--- start ---

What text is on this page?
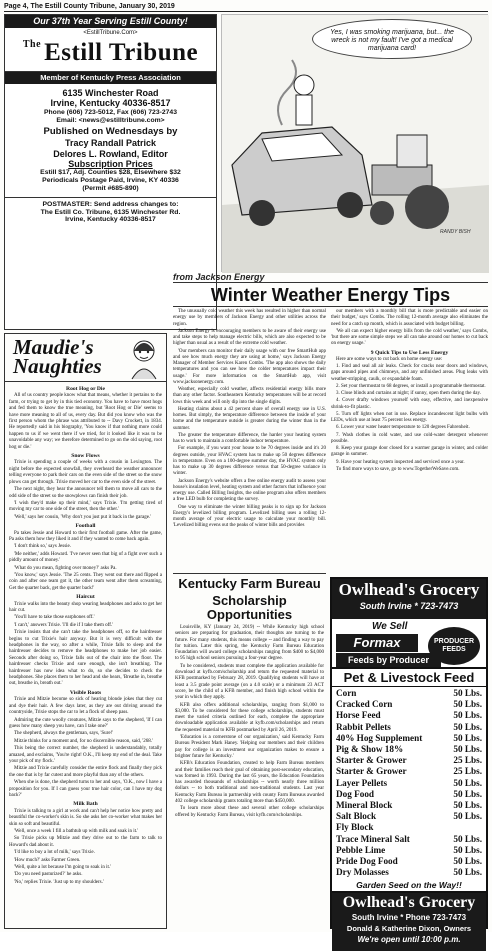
Page 4, The Estill County Tribune, January 30, 2019
Our 37th Year Serving Estill County!
<EstillTribune.Com>
$^{The}$ Estill Tribune
Member of Kentucky Press Association
6135 Winchester Road
Irvine, Kentucky 40336-8517
Phone (606) 723-5012, Fax (606) 723-2743
Email: <news@estilltribune.com>
Published on Wednesdays by
Tracy Randall Patrick
Delores L. Rowland, Editor
Subscription Prices
Estill $17, Adj. Counties $28, Elsewhere $32
Periodicals Postage Paid, Irvine, KY 40336
(Permit #685-890)
POSTMASTER: Send address changes to:
The Estill Co. Tribune, 6135 Winchester Rd.
Irvine, Kentucky 40336-8517
Yes, I was smoking marijuana, but... the wreck is not my fault! I've got a medical marijuana card!
RANDY BISH
from Jackson Energy
Maudie's
Naughties
Root Hog or Die

All of us country people know what that means, whether it pertains to the farm, or trying to get by in this tied economy. You have to have most hogs and fed them to know the true meaning, but 'Root Hog or Die' seems to have more meaning to all of us, every day. But did you know who was the first person whom the phrase was attributed to -- Davy Crockett, in 1834. He reportedly said in his biography, 'You know if that nothing more could happen to us if we went there if we tried, for it looked like it was to be unavoidable any way; we therefore determined to go on the old saying, root hog or die.'

Snow Flows

Trixie is spending a couple of weeks with a cousin in Lexington. The night before the expected snowfall, they overheard the weather announcer telling everyone to park their cars on the even side of the street so the snow plows can get through. Trixie moved her car to the even side of the street.

The next night, they hear the announcer tell them to move all cars to the odd side of the street so the snowplows can finish their job.

'I wish they'd make up their mind,' says Trixie. 'I'm getting tired of moving my car to one side of the street, then the other.'

'Well,' says her cousin, 'Why don't you just put it back in the garage.'

Football

Pa takes Jessie and Howard to their first football game. After the game, Pa asks them how they liked it and if they wanted to come back again.

'I don't think so,' says Jessie.

'Me neither,' adds Howard. 'I've never seen that big of a fight over such a piddly amount of money.'

'What do you mean, fighting over money?' asks Pa.

'You know,' says Jessie. 'The 25 cents. They went out there and flipped a coin and after one team got it, the other team went after them screaming, Get the quarter back, get the quarter back!'

Haircut

Trixie walks into the beauty shop wearing headphones and asks to get her hair cut.

'You'll have to take those earphones off.'

'I can't,' answers Trixie. 'I'll die if I take them off.'

Trixie insists that she can't take the headphones off, so the hairdresser begins to cut Trixie's hair anyway. But it is very difficult with the headphones in the way, so after a while, Trixie falls to sleep and the hairdresser decides to remove the headphones to make her job easier. Seconds after doing so, Trixie falls out of the chair into the floor. The hairdresser checks Trixie and sure enough, she isn't breathing. The hairdresser has now idea what to do, so she decides to check the headphones. She places them to her head and she hears, 'Breathe in, breathe out, breathe in, breath out.'

Visible Roots

Trixie and Mitzie become so sick of hearing blonde jokes that they cut and dye their hair. A few days later, as they are out driving around the countryside, Trixie stops the car to let a flock of sheep pass.

Admiring the cute woolly creatures, Mitzie says to the shepherd, 'If I can guess how many sheep you have, can I take one?'

The shepherd, always the gentleman, says, 'Sure!'

Mitzie thinks for a moment and, for no discernible reason, said, '268.'

This being the correct number, the shepherd is understandably, totally amazed, and exclaims, 'You're right! O.K., I'll keep my end of the deal. Take your pick of my flock.'

Mitzie and Trixie carefully consider the entire flock and finally they pick the one that is by far cutest and more playful than any of the others.

When she is done, the shepherd turns to her and says, 'O.K., now I have a proposition for you. If I can guess your true hair color, can I have my dog back?'

Milk Bath

Trixie is talking to a girl at work and can't help her notice how pretty and beautiful the co-worker's skin is. So she asks her co-worker what makes her skin so soft and beautiful.

'Well, once a week I fill a bathtub up with milk and soak in it.'

So Trixie picks up Mitzie and they drive out to the farm to talk to Howard's dad about it.

'I'd like to buy a lot of milk,' says Trixie.

'How much?' asks Farmer Green.

'Well, quite a lot because I'm going to soak in it.'

'Do you need pasturized?' he asks.

'No,' replies Trixie. 'Just up to my shoulders.'

Winter Weather Energy Tips

The unusually cold weather this week has resulted in higher than normal energy use by members of Jackson Energy and other utilities across the region.

Jackson Energy is encouraging members to be aware of their energy use and take steps to help manage electric bills, which are also expected to be higher than usual as a result of the extreme cold weather.

'Our members can monitor their daily usage with our free SmartHub app and see how much energy they are using at home,' says Jackson Energy Manager of Member Services Karen Combs. 'The app also shows the daily temperatures and you can see how the colder temperatures impact their usage.' For more information on the SmartHub app, visit www.jacksonenergy.com.

Weather, especially cold weather, affects residential energy bills more than any other factor. Southeastern Kentucky temperatures will be at record lows this week and will only dip into the single digits.

Heating claims about a 42 percent share of overall energy use in U.S. homes. But simply, the temperature difference between the inside of your home and the temperature outside is greater during the winter than in the summer.

The greater the temperature difference, the harder your heating system has to work to maintain a comfortable indoor temperature.

For example, if you want your house to be 70 degrees inside and it's 20 degrees outside, your HVAC system has to make up 50 degrees difference in temperature. Even on a 100-degree summer day, the HVAC system only has to make up 30 degrees difference versus that 50-degree variance in winter.

Jackson Energy's website offers a free online energy audit to assess your house's insulation level, heating system and other factors that influence your energy use. Called Billing Insights, the online program also offers members a free LED bulb for completing the survey.

One way to eliminate the winter billing peaks is to sign up for Jackson Energy's levelized billing program. Levelized billing uses a rolling 12-month average of your electric usage to calculate your monthly bill. 'Levelized billing evens out the peaks of winter bills and provides

our members with a monthly bill that is more predictable and easier on their budget,' says Combs. The rolling 12-month average also eliminates the need for a catch up month, which is associated with budget billing.

'We all can expect higher energy bills from the cold weather,' says Combs, 'but there are some simple steps we all can take around our homes to cut back on energy usage.'

9 Quick Tips to Use Less Energy

Here are some ways to cut back on home energy use:

1. Find and seal all air leaks. Check for cracks near doors and windows, gaps around pipes and chimneys, and any unfinished areas. Plug leaks with weather-stripping, caulk, or expandable foam.

2. Set your thermostat to 68 degrees, or install a programmable thermostat.

3. Close blinds and curtains at night; if sunny, open them during the day.

4. Cover drafty windows yourself with easy, effective, and inexpensive shrink-to-fit plastic.

5. Turn off lights when not in use. Replace incandescent light bulbs with LEDs, which use at least 75 percent less energy.

6. Lower your water heater temperature to 120 degrees Fahrenheit.

7. Wash clothes in cold water, and use cold-water detergent whenever possible.

8. Keep your garage door closed for a warmer garage in winter, and colder garage in summer.

9. Have your heating system inspected and serviced once a year.

To find more ways to save, go to www.TogetherWeSave.com.

Kentucky Farm Bureau
Scholarship Opportunities

Louisville, KY (January 24, 2019) -- While Kentucky high school seniors are preparing for graduation, their thoughts are turning to the future. For many students, this means college -- and finding a way to pay for tuition. Later this spring, the Kentucky Farm Bureau Education Foundation will award college scholarships ranging from $400 to $4,000 to 95 high school seniors pursuing a four-year degree.

To be considered, students must complete the application available for download at kyfb.com/scholarship and return the requested material to KFB postmarked by February 28, 2019. Qualifying students will have at least a 3.5 grade point average (on a 4.0 scale) or a minimum 23 ACT score, be the child of a KFB member, and finish high school within the year in which they apply.

KFB also offers additional scholarships, ranging from $1,000 to $3,000. To be considered for these college scholarships, students must meet the varied criteria outlined for each, complete the appropriate downloadable application available at kyfb.com/scholarships and return the requested material to KFB postmarked by April 26, 2019.

'Education is a cornerstone of our organization,' said Kentucky Farm Bureau President Mark Haney. 'Helping our members and their children pay for college is an investment our organization makes to ensure a brighter future for Kentucky.'

KFB's Education Foundation, created to help Farm Bureau members and their families reach their goal of obtaining post-secondary education, was formed in 1993. During the last 65 years, the Education Foundation has awarded thousands of scholarships -- worth nearly three million dollars -- to both traditional and non-traditional students. Last year Kentucky Farm Bureau in partnership with county Farm Bureaus awarded 402 college scholarship grants totaling more than $450,000.

To learn more about these and several other college scholarships offered by Kentucky Farm Bureau, visit kyfb.com/scholarships.

Owlhead's Grocery
South Irvine * 723-7473
We Sell
Formax	PRODUCER FEEDS
Feeds by Producer
Pet & Livestock Feed
Corn	50 Lbs.
Cracked Corn	50 Lbs.
Horse Feed	50 Lbs.
Rabbit Pellets	50 Lbs.
40% Hog Supplement	50 Lbs.
Pig & Show 18%	50 Lbs.
Starter & Grower	25 Lbs.
Starter & Grower	25 Lbs.
Layer Pellets	50 Lbs.
Dog Food	50 Lbs.
Mineral Block	50 Lbs.
Salt Block	50 Lbs.
Fly Block
Trace Mineral Salt	50 Lbs.
Pebble Lime	50 Lbs.
Pride Dog Food	50 Lbs.
Dry Molasses	50 Lbs.
Garden Seed on the Way!!
Owlhead's Grocery
South Irvine * Phone 723-7473
Donald & Katherine Dixon, Owners
We're open until 10:00 p.m.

--- end ---

- **WHAT THIS TASK INVOLVES**
Pull out the lines above in which the word "cousin" appears.

- **WRITTEN SOLUTION**
Trixie is spending a couple of weeks with a cousin in Lexington. The night before the expected snowfall, they overheard the weather announcer telling everyone to park their cars on the even side of the street so the snow plows can get through. Trixie moved her car to the even side of the street.
'Well,' says her cousin, 'Why don't you just put it back in the garage.'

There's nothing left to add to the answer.